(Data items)
☆ ☆ ☆ ☆
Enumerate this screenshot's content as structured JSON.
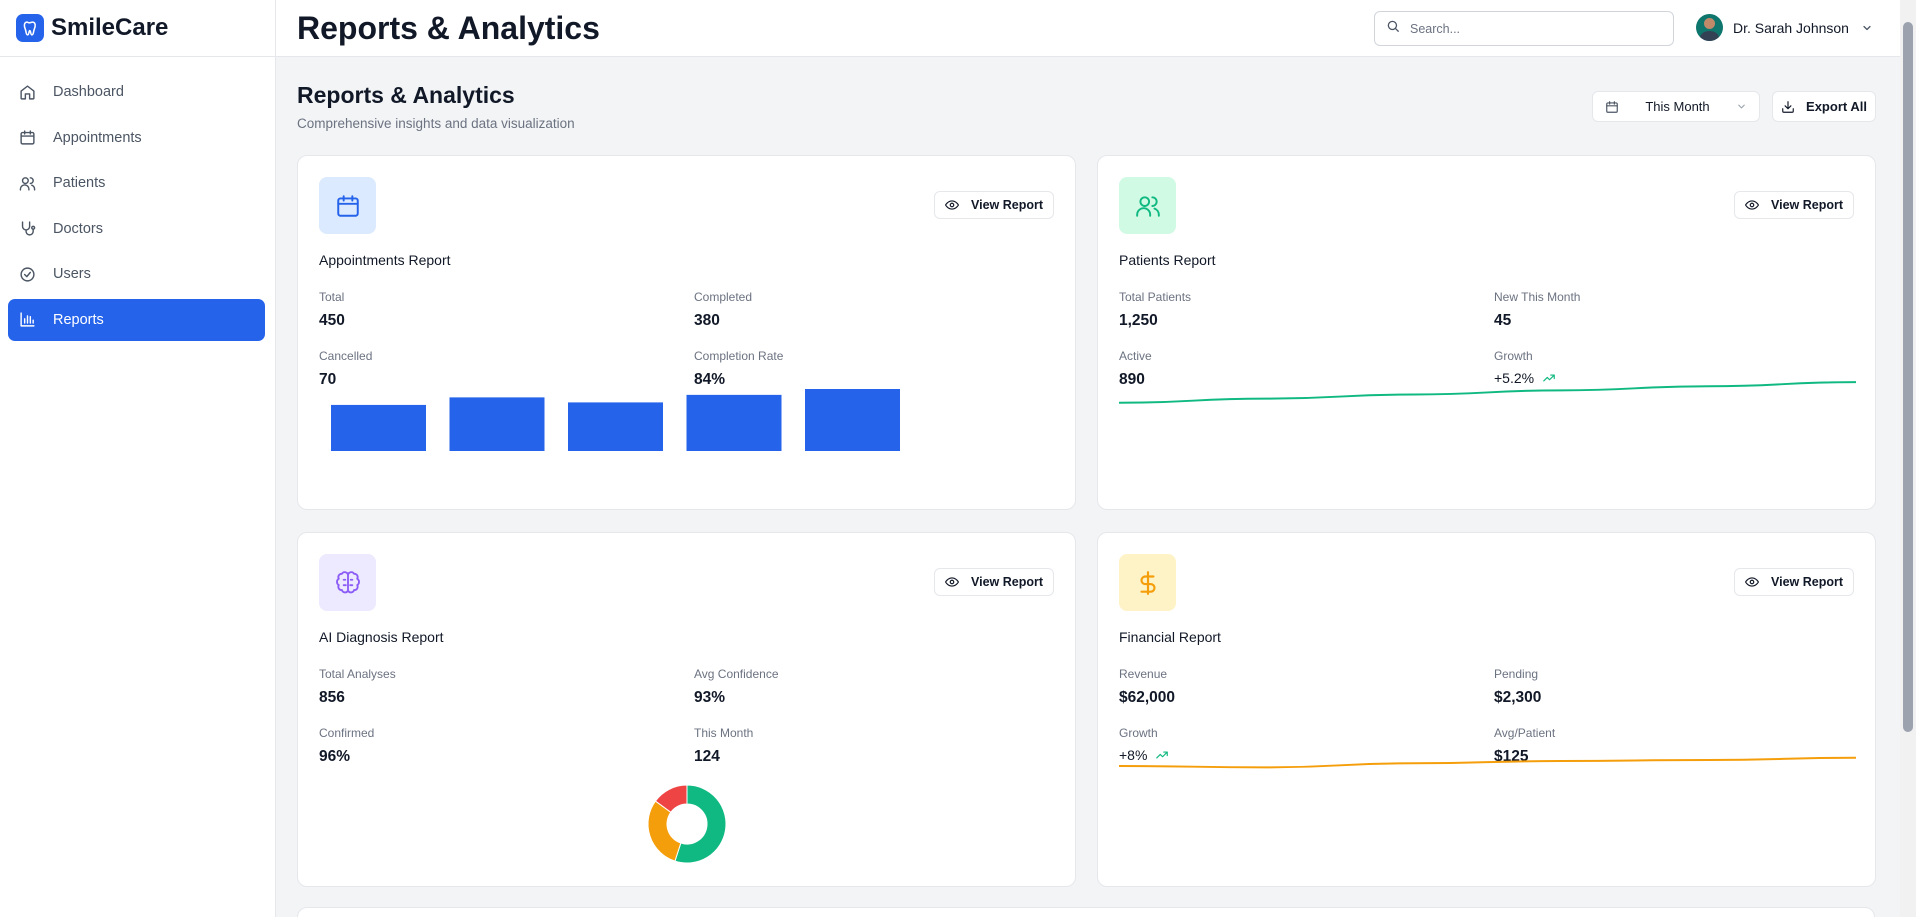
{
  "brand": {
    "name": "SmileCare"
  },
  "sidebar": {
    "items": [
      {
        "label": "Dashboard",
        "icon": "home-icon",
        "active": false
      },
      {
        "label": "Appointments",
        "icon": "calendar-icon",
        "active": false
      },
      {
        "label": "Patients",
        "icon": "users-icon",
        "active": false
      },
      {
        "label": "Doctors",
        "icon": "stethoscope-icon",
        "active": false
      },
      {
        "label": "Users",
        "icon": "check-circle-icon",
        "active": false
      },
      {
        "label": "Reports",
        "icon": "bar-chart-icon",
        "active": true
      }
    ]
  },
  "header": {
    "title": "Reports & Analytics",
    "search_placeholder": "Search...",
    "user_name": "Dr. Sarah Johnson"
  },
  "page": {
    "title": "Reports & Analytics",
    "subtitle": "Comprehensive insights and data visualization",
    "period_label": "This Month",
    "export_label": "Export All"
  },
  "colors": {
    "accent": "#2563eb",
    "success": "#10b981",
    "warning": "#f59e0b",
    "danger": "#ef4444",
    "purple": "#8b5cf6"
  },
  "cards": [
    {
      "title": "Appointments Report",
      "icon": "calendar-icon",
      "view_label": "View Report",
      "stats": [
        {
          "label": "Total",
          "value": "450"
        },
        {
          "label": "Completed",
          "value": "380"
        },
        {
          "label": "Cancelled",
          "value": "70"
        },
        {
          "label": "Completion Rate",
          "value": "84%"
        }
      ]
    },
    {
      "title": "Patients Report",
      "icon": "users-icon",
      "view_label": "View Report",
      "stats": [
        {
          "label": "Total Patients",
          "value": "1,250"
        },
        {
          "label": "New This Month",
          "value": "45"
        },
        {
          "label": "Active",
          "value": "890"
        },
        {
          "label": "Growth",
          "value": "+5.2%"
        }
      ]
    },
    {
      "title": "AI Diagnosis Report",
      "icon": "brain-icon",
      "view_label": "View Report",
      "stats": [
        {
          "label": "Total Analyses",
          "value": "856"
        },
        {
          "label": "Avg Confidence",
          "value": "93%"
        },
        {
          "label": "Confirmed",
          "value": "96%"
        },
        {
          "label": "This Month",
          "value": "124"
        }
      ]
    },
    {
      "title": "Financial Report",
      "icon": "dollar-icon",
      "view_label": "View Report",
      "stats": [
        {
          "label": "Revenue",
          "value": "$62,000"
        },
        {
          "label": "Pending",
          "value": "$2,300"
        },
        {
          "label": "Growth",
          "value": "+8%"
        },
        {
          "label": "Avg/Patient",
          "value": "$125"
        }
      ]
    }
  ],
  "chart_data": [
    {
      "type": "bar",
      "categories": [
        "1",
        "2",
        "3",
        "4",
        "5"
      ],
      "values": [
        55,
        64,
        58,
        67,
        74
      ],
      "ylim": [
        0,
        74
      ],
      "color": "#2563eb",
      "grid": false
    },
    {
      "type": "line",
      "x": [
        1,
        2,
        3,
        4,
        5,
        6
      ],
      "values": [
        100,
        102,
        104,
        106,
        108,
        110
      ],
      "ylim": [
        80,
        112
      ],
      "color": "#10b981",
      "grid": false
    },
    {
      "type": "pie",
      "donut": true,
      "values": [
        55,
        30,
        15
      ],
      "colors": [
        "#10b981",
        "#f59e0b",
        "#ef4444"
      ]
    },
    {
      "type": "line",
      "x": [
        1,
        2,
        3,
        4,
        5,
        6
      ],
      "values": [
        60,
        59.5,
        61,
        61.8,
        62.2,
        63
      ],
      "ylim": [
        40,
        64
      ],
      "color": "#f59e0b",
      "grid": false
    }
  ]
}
☆ ☆ ☆ ☆
* **Assigned task**
Copy each line from the entries above that has the word "Total" in it.

* **Response area**
          "label": "Total",
          "label": "Total Patients",
          "label": "Total Analyses",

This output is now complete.